§ Work to complete
Copy out every line of the material below word for word, with nothing changed.

[Source records]
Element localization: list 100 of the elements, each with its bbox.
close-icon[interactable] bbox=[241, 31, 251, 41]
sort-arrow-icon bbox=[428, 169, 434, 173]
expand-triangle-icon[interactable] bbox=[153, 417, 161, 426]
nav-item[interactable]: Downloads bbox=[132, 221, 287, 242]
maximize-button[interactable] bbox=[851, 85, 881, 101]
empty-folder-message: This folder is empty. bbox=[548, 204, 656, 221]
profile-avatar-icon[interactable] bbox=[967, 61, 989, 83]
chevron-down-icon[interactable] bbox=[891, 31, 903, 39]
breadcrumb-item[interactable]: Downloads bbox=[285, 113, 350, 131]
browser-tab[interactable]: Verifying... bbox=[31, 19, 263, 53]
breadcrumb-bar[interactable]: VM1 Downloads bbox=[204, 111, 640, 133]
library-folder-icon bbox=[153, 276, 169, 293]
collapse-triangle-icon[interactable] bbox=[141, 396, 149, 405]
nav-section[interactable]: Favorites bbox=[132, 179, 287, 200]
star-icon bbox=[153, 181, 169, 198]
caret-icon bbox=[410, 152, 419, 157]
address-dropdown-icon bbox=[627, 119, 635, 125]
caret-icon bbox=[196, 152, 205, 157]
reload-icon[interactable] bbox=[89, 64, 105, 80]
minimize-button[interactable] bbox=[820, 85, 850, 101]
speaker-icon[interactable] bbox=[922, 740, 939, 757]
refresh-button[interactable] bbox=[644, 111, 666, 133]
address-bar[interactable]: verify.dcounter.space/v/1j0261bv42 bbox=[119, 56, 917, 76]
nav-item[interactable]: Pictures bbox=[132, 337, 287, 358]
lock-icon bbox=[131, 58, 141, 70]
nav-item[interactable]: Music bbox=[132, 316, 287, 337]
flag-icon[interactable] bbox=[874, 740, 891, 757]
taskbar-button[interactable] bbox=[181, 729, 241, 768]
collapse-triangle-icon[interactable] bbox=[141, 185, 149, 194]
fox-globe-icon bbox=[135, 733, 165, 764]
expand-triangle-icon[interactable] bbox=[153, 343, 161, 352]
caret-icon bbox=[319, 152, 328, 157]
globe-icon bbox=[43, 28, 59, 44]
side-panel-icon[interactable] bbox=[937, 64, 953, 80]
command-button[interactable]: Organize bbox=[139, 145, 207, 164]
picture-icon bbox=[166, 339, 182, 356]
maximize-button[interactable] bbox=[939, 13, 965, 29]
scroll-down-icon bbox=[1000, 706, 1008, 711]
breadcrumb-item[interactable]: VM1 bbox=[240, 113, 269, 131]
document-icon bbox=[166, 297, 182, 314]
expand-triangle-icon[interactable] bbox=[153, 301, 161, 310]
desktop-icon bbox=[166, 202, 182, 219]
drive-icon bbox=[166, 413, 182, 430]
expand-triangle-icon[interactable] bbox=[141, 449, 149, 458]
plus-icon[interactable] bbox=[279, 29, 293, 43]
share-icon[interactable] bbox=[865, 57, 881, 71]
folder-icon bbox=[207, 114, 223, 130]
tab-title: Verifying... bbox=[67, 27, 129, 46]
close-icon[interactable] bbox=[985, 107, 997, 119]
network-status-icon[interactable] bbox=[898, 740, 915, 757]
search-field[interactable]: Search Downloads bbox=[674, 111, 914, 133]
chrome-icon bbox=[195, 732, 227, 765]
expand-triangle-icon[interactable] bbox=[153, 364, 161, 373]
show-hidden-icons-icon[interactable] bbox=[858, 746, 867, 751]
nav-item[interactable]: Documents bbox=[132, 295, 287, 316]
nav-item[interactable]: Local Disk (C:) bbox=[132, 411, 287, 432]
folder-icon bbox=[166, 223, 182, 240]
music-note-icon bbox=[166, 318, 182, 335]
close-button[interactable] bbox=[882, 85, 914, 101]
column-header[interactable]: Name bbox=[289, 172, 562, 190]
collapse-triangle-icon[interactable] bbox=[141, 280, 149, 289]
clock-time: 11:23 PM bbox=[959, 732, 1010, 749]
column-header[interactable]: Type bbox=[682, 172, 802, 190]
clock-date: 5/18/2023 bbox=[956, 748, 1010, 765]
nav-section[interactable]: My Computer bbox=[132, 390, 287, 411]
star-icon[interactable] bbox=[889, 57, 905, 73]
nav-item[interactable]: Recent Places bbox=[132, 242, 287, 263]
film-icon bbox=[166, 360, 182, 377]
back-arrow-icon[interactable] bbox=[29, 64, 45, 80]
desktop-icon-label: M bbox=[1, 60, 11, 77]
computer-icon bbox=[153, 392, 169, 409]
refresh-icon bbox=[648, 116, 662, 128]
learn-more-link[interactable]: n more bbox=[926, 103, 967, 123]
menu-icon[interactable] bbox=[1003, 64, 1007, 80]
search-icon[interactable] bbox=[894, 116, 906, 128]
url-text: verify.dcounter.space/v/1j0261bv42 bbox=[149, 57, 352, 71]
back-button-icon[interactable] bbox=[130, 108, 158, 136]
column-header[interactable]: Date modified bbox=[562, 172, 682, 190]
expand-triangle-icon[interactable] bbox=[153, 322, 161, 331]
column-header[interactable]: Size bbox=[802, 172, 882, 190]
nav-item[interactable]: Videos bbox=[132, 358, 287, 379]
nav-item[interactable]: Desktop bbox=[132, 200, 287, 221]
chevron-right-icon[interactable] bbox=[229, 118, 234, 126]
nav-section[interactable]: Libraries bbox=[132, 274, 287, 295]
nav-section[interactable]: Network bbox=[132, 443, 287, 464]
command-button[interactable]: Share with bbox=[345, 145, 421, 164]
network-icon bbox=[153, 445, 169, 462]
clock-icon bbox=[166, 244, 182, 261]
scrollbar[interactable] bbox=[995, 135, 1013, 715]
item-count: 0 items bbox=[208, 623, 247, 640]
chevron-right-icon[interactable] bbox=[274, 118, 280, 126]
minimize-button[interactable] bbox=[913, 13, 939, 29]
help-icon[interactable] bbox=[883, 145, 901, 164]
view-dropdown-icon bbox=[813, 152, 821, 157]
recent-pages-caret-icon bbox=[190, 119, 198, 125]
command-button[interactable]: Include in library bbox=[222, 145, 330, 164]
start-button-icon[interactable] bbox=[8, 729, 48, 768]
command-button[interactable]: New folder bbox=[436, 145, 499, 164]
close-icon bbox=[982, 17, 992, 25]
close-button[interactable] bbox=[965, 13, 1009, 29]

§ Output for this task
Element localization: list 100 of the elements, each with its bbox.
close-icon[interactable] bbox=[241, 31, 251, 41]
sort-arrow-icon bbox=[428, 169, 434, 173]
expand-triangle-icon[interactable] bbox=[153, 417, 161, 426]
nav-item[interactable]: Downloads bbox=[132, 221, 287, 242]
maximize-button[interactable] bbox=[851, 85, 881, 101]
empty-folder-message: This folder is empty. bbox=[548, 204, 656, 221]
profile-avatar-icon[interactable] bbox=[967, 61, 989, 83]
chevron-down-icon[interactable] bbox=[891, 31, 903, 39]
breadcrumb-item[interactable]: Downloads bbox=[285, 113, 350, 131]
browser-tab[interactable]: Verifying... bbox=[31, 19, 263, 53]
breadcrumb-bar[interactable]: VM1 Downloads bbox=[204, 111, 640, 133]
library-folder-icon bbox=[153, 276, 169, 293]
collapse-triangle-icon[interactable] bbox=[141, 396, 149, 405]
nav-section[interactable]: Favorites bbox=[132, 179, 287, 200]
star-icon bbox=[153, 181, 169, 198]
caret-icon bbox=[410, 152, 419, 157]
address-dropdown-icon bbox=[627, 119, 635, 125]
caret-icon bbox=[196, 152, 205, 157]
reload-icon[interactable] bbox=[89, 64, 105, 80]
minimize-button[interactable] bbox=[820, 85, 850, 101]
speaker-icon[interactable] bbox=[922, 740, 939, 757]
refresh-button[interactable] bbox=[644, 111, 666, 133]
address-bar[interactable]: verify.dcounter.space/v/1j0261bv42 bbox=[119, 56, 917, 76]
nav-item[interactable]: Pictures bbox=[132, 337, 287, 358]
lock-icon bbox=[131, 58, 141, 70]
nav-item[interactable]: Music bbox=[132, 316, 287, 337]
flag-icon[interactable] bbox=[874, 740, 891, 757]
taskbar-button[interactable] bbox=[181, 729, 241, 768]
collapse-triangle-icon[interactable] bbox=[141, 185, 149, 194]
fox-globe-icon bbox=[135, 733, 165, 764]
expand-triangle-icon[interactable] bbox=[153, 343, 161, 352]
caret-icon bbox=[319, 152, 328, 157]
globe-icon bbox=[43, 28, 59, 44]
side-panel-icon[interactable] bbox=[937, 64, 953, 80]
command-button[interactable]: Organize bbox=[139, 145, 207, 164]
picture-icon bbox=[166, 339, 182, 356]
maximize-button[interactable] bbox=[939, 13, 965, 29]
scroll-down-icon bbox=[1000, 706, 1008, 711]
breadcrumb-item[interactable]: VM1 bbox=[240, 113, 269, 131]
document-icon bbox=[166, 297, 182, 314]
expand-triangle-icon[interactable] bbox=[153, 301, 161, 310]
desktop-icon bbox=[166, 202, 182, 219]
drive-icon bbox=[166, 413, 182, 430]
expand-triangle-icon[interactable] bbox=[141, 449, 149, 458]
plus-icon[interactable] bbox=[279, 29, 293, 43]
share-icon[interactable] bbox=[865, 57, 881, 71]
folder-icon bbox=[207, 114, 223, 130]
tab-title: Verifying... bbox=[67, 27, 129, 46]
close-icon[interactable] bbox=[985, 107, 997, 119]
network-status-icon[interactable] bbox=[898, 740, 915, 757]
search-field[interactable]: Search Downloads bbox=[674, 111, 914, 133]
chrome-icon bbox=[195, 732, 227, 765]
expand-triangle-icon[interactable] bbox=[153, 364, 161, 373]
show-hidden-icons-icon[interactable] bbox=[858, 746, 867, 751]
nav-item[interactable]: Documents bbox=[132, 295, 287, 316]
nav-item[interactable]: Local Disk (C:) bbox=[132, 411, 287, 432]
folder-icon bbox=[166, 223, 182, 240]
music-note-icon bbox=[166, 318, 182, 335]
close-button[interactable] bbox=[882, 85, 914, 101]
column-header[interactable]: Name bbox=[289, 172, 562, 190]
collapse-triangle-icon[interactable] bbox=[141, 280, 149, 289]
clock-time: 11:23 PM bbox=[959, 732, 1010, 749]
column-header[interactable]: Type bbox=[682, 172, 802, 190]
clock-date: 5/18/2023 bbox=[956, 748, 1010, 765]
nav-section[interactable]: My Computer bbox=[132, 390, 287, 411]
star-icon[interactable] bbox=[889, 57, 905, 73]
nav-item[interactable]: Recent Places bbox=[132, 242, 287, 263]
film-icon bbox=[166, 360, 182, 377]
back-arrow-icon[interactable] bbox=[29, 64, 45, 80]
desktop-icon-label: M bbox=[1, 60, 11, 77]
computer-icon bbox=[153, 392, 169, 409]
refresh-icon bbox=[648, 116, 662, 128]
learn-more-link[interactable]: n more bbox=[926, 103, 967, 123]
menu-icon[interactable] bbox=[1003, 64, 1007, 80]
search-icon[interactable] bbox=[894, 116, 906, 128]
url-text: verify.dcounter.space/v/1j0261bv42 bbox=[149, 57, 352, 71]
back-button-icon[interactable] bbox=[130, 108, 158, 136]
column-header[interactable]: Date modified bbox=[562, 172, 682, 190]
expand-triangle-icon[interactable] bbox=[153, 322, 161, 331]
column-header[interactable]: Size bbox=[802, 172, 882, 190]
nav-item[interactable]: Videos bbox=[132, 358, 287, 379]
nav-item[interactable]: Desktop bbox=[132, 200, 287, 221]
chevron-right-icon[interactable] bbox=[229, 118, 234, 126]
nav-section[interactable]: Libraries bbox=[132, 274, 287, 295]
nav-section[interactable]: Network bbox=[132, 443, 287, 464]
command-button[interactable]: Share with bbox=[345, 145, 421, 164]
network-icon bbox=[153, 445, 169, 462]
clock-icon bbox=[166, 244, 182, 261]
scrollbar[interactable] bbox=[995, 135, 1013, 715]
item-count: 0 items bbox=[208, 623, 247, 640]
chevron-right-icon[interactable] bbox=[274, 118, 280, 126]
minimize-button[interactable] bbox=[913, 13, 939, 29]
help-icon[interactable] bbox=[883, 145, 901, 164]
view-dropdown-icon bbox=[813, 152, 821, 157]
recent-pages-caret-icon bbox=[190, 119, 198, 125]
command-button[interactable]: Include in library bbox=[222, 145, 330, 164]
start-button-icon[interactable] bbox=[8, 729, 48, 768]
command-button[interactable]: New folder bbox=[436, 145, 499, 164]
close-icon bbox=[982, 17, 992, 25]
close-button[interactable] bbox=[965, 13, 1009, 29]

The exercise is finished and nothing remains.